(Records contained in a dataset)
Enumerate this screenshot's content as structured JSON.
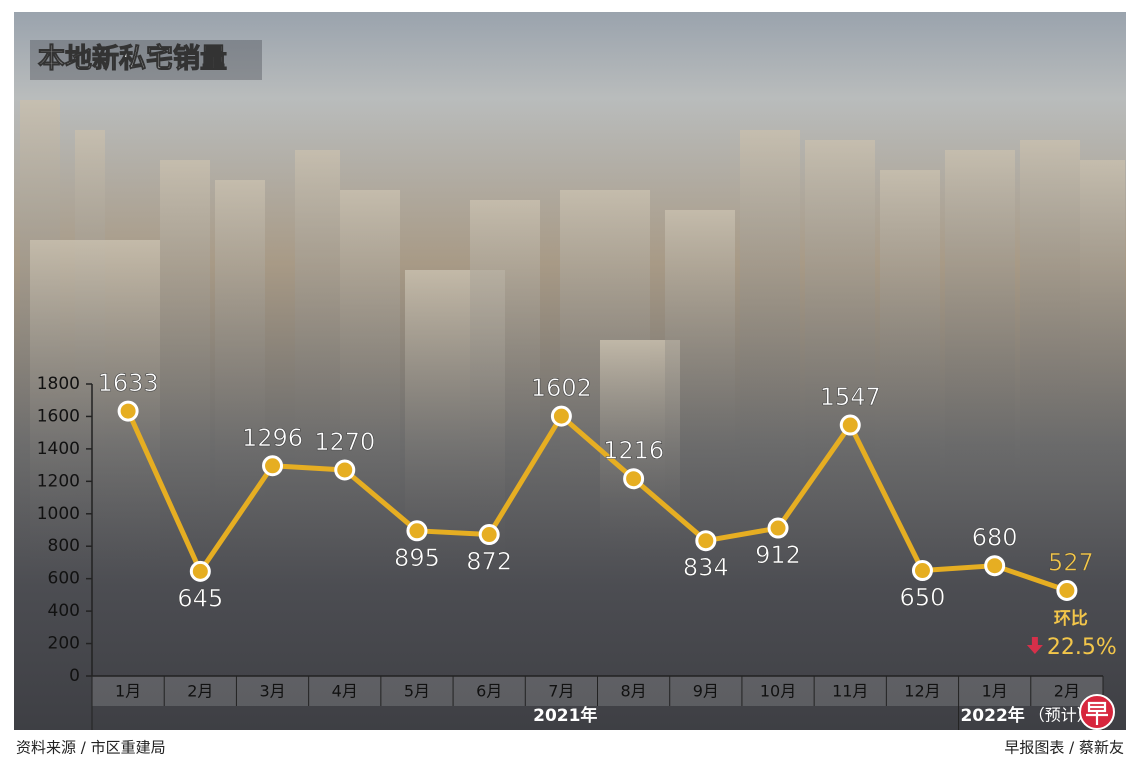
{
  "chart_data": {
    "type": "line",
    "title": "本地新私宅销量",
    "categories": [
      "1月",
      "2月",
      "3月",
      "4月",
      "5月",
      "6月",
      "7月",
      "8月",
      "9月",
      "10月",
      "11月",
      "12月",
      "1月",
      "2月"
    ],
    "year_groups": [
      {
        "label": "2021年",
        "span": 12
      },
      {
        "label": "2022年",
        "span": 2,
        "note": "（预计）"
      }
    ],
    "values": [
      1633,
      645,
      1296,
      1270,
      895,
      872,
      1602,
      1216,
      834,
      912,
      1547,
      650,
      680,
      527
    ],
    "color": "#e6ae22",
    "ylim": [
      0,
      1800
    ],
    "yticks": [
      0,
      200,
      400,
      600,
      800,
      1000,
      1200,
      1400,
      1600,
      1800
    ],
    "annotation": {
      "label": "环比",
      "change": "22.5%"
    },
    "source": "资料来源 / 市区重建局",
    "credit": "早报图表 / 蔡新友"
  }
}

→ PROBLEM TO WORK ON
Copy everything in the records above except the pictures, exactly as written.

→ OUTPUT FOR THIS EXERCISE
Enumerate this screenshot's content as structured JSON.
{
  "chart_data": {
    "type": "line",
    "title": "本地新私宅销量",
    "categories": [
      "1月",
      "2月",
      "3月",
      "4月",
      "5月",
      "6月",
      "7月",
      "8月",
      "9月",
      "10月",
      "11月",
      "12月",
      "1月",
      "2月"
    ],
    "year_groups": [
      {
        "label": "2021年",
        "span": 12
      },
      {
        "label": "2022年",
        "span": 2,
        "note": "（预计）"
      }
    ],
    "values": [
      1633,
      645,
      1296,
      1270,
      895,
      872,
      1602,
      1216,
      834,
      912,
      1547,
      650,
      680,
      527
    ],
    "color": "#e6ae22",
    "ylim": [
      0,
      1800
    ],
    "yticks": [
      0,
      200,
      400,
      600,
      800,
      1000,
      1200,
      1400,
      1600,
      1800
    ],
    "annotation": {
      "label": "环比",
      "change": "22.5%"
    },
    "source": "资料来源 / 市区重建局",
    "credit": "早报图表 / 蔡新友"
  }
}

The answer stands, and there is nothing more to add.